--- Begin ---

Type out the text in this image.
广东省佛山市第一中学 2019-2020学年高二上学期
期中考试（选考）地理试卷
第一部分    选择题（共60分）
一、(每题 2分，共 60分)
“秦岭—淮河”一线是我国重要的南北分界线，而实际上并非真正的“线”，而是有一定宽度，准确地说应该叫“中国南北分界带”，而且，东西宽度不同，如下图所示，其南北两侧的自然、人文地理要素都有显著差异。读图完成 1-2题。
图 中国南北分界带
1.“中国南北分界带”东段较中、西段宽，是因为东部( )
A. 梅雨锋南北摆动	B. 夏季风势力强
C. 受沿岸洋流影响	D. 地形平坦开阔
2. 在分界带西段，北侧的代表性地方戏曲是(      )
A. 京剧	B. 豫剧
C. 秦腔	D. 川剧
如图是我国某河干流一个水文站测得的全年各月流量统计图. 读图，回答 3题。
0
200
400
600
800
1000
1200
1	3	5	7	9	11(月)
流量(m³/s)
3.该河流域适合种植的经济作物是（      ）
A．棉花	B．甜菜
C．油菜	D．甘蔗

--- End ---

→ TASK GOAL
Write out the entries above word for word.

→ PROBLEM SOLUTION
Type out the text in this image.
广东省佛山市第一中学 2019-2020学年高二上学期
期中考试（选考）地理试卷
第一部分    选择题（共60分）
一、(每题 2分，共 60分)
“秦岭—淮河”一线是我国重要的南北分界线，而实际上并非真正的“线”，而是有一定宽度，准确地说应该叫“中国南北分界带”，而且，东西宽度不同，如下图所示，其南北两侧的自然、人文地理要素都有显著差异。读图完成 1-2题。
图 中国南北分界带
1.“中国南北分界带”东段较中、西段宽，是因为东部( )
A. 梅雨锋南北摆动	B. 夏季风势力强
C. 受沿岸洋流影响	D. 地形平坦开阔
2. 在分界带西段，北侧的代表性地方戏曲是(      )
A. 京剧	B. 豫剧
C. 秦腔	D. 川剧
如图是我国某河干流一个水文站测得的全年各月流量统计图. 读图，回答 3题。
0
200
400
600
800
1000
1200
1	3	5	7	9	11(月)
流量(m³/s)
3.该河流域适合种植的经济作物是（      ）
A．棉花	B．甜菜
C．油菜	D．甘蔗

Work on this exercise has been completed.